Tally how many lines include "title". The number is the whole answer.

Rows from a dataset:

-- Begin --

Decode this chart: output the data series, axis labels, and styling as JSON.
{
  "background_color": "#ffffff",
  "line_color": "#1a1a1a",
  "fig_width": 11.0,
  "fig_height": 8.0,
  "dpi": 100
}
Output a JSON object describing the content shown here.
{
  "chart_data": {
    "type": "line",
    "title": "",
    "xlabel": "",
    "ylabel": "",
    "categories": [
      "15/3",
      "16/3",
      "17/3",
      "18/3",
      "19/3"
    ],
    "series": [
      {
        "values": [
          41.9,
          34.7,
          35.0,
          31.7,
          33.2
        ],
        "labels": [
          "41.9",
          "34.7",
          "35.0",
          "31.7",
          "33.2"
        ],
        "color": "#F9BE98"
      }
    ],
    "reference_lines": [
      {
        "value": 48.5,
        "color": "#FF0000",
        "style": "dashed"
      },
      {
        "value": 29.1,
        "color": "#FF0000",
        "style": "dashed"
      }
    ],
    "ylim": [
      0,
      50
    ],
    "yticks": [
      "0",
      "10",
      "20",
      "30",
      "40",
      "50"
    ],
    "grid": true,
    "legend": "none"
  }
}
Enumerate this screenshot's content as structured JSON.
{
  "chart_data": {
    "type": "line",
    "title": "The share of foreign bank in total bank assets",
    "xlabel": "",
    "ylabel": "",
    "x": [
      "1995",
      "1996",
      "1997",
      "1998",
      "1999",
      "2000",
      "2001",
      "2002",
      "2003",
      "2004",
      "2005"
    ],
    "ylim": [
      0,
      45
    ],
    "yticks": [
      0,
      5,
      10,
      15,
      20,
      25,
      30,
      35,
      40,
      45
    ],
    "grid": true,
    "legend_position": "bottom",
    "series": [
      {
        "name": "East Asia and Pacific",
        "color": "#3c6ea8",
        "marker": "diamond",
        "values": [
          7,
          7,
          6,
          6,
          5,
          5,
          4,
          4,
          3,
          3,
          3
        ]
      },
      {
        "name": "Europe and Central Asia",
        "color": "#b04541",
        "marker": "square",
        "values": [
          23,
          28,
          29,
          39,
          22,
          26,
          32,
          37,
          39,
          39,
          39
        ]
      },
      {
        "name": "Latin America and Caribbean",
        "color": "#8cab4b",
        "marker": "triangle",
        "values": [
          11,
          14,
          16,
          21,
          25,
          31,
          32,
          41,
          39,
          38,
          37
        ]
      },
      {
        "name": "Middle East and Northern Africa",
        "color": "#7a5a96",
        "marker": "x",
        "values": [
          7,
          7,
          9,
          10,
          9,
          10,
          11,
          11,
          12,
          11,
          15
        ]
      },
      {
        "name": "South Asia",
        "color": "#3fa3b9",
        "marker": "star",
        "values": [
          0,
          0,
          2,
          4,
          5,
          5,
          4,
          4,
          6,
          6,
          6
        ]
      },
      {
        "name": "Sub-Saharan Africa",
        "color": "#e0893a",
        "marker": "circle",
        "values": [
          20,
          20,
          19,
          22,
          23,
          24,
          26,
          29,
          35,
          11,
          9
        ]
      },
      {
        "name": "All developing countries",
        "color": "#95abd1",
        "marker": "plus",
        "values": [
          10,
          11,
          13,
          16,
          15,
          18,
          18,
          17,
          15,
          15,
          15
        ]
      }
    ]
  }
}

-- End --

**Exercise result**:
2